* Record list *

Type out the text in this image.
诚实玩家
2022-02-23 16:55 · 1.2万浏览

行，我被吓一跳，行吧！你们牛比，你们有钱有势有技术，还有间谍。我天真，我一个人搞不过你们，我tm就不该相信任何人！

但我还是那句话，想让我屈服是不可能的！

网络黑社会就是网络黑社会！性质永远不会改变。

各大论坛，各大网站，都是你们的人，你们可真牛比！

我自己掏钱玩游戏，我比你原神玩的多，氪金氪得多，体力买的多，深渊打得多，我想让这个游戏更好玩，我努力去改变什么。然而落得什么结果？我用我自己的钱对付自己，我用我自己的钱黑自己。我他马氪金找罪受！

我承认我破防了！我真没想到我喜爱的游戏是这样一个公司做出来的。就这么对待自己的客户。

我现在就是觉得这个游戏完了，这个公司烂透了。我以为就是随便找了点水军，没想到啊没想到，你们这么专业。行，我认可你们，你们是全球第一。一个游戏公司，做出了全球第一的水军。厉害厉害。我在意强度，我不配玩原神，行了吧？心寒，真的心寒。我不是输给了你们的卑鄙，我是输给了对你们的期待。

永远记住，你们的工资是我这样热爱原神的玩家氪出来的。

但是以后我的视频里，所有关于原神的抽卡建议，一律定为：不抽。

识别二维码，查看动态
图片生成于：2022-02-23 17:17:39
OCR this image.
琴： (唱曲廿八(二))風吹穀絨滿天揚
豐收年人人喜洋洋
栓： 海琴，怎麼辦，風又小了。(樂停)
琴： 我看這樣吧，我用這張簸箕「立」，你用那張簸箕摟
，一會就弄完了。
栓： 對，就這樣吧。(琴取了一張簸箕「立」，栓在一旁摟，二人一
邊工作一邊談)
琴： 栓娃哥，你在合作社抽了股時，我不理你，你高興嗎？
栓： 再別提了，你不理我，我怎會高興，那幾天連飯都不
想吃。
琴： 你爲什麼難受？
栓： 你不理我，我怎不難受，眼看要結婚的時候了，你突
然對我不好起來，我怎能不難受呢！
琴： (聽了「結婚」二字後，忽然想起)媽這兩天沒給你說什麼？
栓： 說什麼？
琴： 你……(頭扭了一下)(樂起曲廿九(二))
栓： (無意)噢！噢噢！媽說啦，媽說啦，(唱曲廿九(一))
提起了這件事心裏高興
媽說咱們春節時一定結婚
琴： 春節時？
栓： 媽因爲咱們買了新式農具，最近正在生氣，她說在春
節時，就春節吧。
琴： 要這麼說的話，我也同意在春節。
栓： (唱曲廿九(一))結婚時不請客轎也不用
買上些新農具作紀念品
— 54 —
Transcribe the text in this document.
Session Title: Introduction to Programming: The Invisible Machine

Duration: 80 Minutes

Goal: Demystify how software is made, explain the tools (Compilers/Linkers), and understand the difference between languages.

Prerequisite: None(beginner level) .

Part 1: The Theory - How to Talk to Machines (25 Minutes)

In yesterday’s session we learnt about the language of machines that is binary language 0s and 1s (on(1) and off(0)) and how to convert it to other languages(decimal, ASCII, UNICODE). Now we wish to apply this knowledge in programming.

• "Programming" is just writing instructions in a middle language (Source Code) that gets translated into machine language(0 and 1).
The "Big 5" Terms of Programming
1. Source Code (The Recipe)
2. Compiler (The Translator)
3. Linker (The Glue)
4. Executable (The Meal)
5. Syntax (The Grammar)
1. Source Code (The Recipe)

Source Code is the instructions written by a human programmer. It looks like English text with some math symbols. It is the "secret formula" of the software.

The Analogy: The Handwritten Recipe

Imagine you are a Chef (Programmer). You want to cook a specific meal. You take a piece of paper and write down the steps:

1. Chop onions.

* What you are asked to do *
Everything in the listing above should be restated exactly.

* Task output *
Type out the text in this image.
诚实玩家
2022-02-23 16:55 · 1.2万浏览

行，我被吓一跳，行吧！你们牛比，你们有钱有势有技术，还有间谍。我天真，我一个人搞不过你们，我tm就不该相信任何人！

但我还是那句话，想让我屈服是不可能的！

网络黑社会就是网络黑社会！性质永远不会改变。

各大论坛，各大网站，都是你们的人，你们可真牛比！

我自己掏钱玩游戏，我比你原神玩的多，氪金氪得多，体力买的多，深渊打得多，我想让这个游戏更好玩，我努力去改变什么。然而落得什么结果？我用我自己的钱对付自己，我用我自己的钱黑自己。我他马氪金找罪受！

我承认我破防了！我真没想到我喜爱的游戏是这样一个公司做出来的。就这么对待自己的客户。

我现在就是觉得这个游戏完了，这个公司烂透了。我以为就是随便找了点水军，没想到啊没想到，你们这么专业。行，我认可你们，你们是全球第一。一个游戏公司，做出了全球第一的水军。厉害厉害。我在意强度，我不配玩原神，行了吧？心寒，真的心寒。我不是输给了你们的卑鄙，我是输给了对你们的期待。

永远记住，你们的工资是我这样热爱原神的玩家氪出来的。

但是以后我的视频里，所有关于原神的抽卡建议，一律定为：不抽。

识别二维码，查看动态
图片生成于：2022-02-23 17:17:39
OCR this image.
琴： (唱曲廿八(二))風吹穀絨滿天揚
豐收年人人喜洋洋
栓： 海琴，怎麼辦，風又小了。(樂停)
琴： 我看這樣吧，我用這張簸箕「立」，你用那張簸箕摟
，一會就弄完了。
栓： 對，就這樣吧。(琴取了一張簸箕「立」，栓在一旁摟，二人一
邊工作一邊談)
琴： 栓娃哥，你在合作社抽了股時，我不理你，你高興嗎？
栓： 再別提了，你不理我，我怎會高興，那幾天連飯都不
想吃。
琴： 你爲什麼難受？
栓： 你不理我，我怎不難受，眼看要結婚的時候了，你突
然對我不好起來，我怎能不難受呢！
琴： (聽了「結婚」二字後，忽然想起)媽這兩天沒給你說什麼？
栓： 說什麼？
琴： 你……(頭扭了一下)(樂起曲廿九(二))
栓： (無意)噢！噢噢！媽說啦，媽說啦，(唱曲廿九(一))
提起了這件事心裏高興
媽說咱們春節時一定結婚
琴： 春節時？
栓： 媽因爲咱們買了新式農具，最近正在生氣，她說在春
節時，就春節吧。
琴： 要這麼說的話，我也同意在春節。
栓： (唱曲廿九(一))結婚時不請客轎也不用
買上些新農具作紀念品
— 54 —
Transcribe the text in this document.
Session Title: Introduction to Programming: The Invisible Machine

Duration: 80 Minutes

Goal: Demystify how software is made, explain the tools (Compilers/Linkers), and understand the difference between languages.

Prerequisite: None(beginner level) .

Part 1: The Theory - How to Talk to Machines (25 Minutes)

In yesterday’s session we learnt about the language of machines that is binary language 0s and 1s (on(1) and off(0)) and how to convert it to other languages(decimal, ASCII, UNICODE). Now we wish to apply this knowledge in programming.

• "Programming" is just writing instructions in a middle language (Source Code) that gets translated into machine language(0 and 1).
The "Big 5" Terms of Programming
1. Source Code (The Recipe)
2. Compiler (The Translator)
3. Linker (The Glue)
4. Executable (The Meal)
5. Syntax (The Grammar)
1. Source Code (The Recipe)

Source Code is the instructions written by a human programmer. It looks like English text with some math symbols. It is the "secret formula" of the software.

The Analogy: The Handwritten Recipe

Imagine you are a Chef (Programmer). You want to cook a specific meal. You take a piece of paper and write down the steps:

1. Chop onions.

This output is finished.